— BEGIN Information supplied —

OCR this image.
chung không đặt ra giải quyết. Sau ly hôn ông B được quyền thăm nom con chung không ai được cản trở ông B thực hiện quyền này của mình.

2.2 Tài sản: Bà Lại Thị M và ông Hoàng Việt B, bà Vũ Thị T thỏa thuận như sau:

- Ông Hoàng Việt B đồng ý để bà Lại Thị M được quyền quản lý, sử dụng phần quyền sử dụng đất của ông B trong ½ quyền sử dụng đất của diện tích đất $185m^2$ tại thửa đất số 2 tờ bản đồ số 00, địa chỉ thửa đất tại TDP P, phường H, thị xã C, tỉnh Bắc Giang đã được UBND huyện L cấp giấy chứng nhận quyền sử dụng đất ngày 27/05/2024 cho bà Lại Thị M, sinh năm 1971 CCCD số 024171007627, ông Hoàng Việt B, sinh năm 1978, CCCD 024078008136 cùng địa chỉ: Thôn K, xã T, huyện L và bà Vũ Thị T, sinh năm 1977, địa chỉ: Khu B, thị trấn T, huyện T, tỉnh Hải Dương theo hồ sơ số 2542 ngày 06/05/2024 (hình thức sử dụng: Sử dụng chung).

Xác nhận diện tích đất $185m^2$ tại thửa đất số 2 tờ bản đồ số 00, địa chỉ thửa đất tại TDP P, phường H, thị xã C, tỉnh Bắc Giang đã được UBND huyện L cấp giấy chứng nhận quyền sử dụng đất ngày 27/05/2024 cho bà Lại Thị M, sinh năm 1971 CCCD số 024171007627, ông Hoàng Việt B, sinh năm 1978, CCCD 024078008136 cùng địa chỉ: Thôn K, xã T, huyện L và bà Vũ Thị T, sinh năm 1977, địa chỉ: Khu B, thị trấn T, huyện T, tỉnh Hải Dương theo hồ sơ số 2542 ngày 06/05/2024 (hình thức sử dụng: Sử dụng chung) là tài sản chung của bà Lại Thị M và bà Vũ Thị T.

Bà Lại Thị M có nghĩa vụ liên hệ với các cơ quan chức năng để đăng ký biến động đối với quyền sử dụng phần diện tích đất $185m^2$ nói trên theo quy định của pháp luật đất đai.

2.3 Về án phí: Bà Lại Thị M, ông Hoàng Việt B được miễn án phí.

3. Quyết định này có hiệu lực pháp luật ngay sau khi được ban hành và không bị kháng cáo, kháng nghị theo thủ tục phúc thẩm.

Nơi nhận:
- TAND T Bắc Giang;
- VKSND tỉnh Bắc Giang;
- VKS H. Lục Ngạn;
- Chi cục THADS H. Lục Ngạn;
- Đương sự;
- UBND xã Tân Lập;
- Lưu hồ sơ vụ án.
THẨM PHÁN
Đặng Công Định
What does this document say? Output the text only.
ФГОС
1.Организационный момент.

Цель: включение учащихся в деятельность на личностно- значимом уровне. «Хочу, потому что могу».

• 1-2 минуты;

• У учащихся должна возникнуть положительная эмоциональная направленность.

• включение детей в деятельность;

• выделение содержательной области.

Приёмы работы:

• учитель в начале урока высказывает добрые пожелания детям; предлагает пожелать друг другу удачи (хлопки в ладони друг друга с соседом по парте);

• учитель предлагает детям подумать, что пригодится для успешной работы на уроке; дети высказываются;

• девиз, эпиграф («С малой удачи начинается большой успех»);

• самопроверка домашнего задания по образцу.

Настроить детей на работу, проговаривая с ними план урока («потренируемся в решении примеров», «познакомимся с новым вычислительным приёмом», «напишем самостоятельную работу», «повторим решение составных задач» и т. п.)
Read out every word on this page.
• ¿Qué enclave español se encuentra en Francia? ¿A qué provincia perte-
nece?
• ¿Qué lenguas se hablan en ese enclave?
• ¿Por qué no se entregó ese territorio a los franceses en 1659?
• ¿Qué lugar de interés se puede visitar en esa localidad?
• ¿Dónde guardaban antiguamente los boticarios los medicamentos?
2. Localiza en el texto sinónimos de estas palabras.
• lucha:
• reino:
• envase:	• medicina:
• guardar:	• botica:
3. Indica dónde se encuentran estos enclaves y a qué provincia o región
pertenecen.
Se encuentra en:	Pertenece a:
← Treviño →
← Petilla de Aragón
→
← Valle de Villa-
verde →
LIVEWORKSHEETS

— END Information supplied —

Search the records above for "pháp". Copy each line where it is found.

*Finished answer*
Bà Lại Thị M có nghĩa vụ liên hệ với các cơ quan chức năng để đăng ký biến động đối với quyền sử dụng phần diện tích đất $185m^2$ nói trên theo quy định của pháp luật đất đai.
3. Quyết định này có hiệu lực pháp luật ngay sau khi được ban hành và không bị kháng cáo, kháng nghị theo thủ tục phúc thẩm.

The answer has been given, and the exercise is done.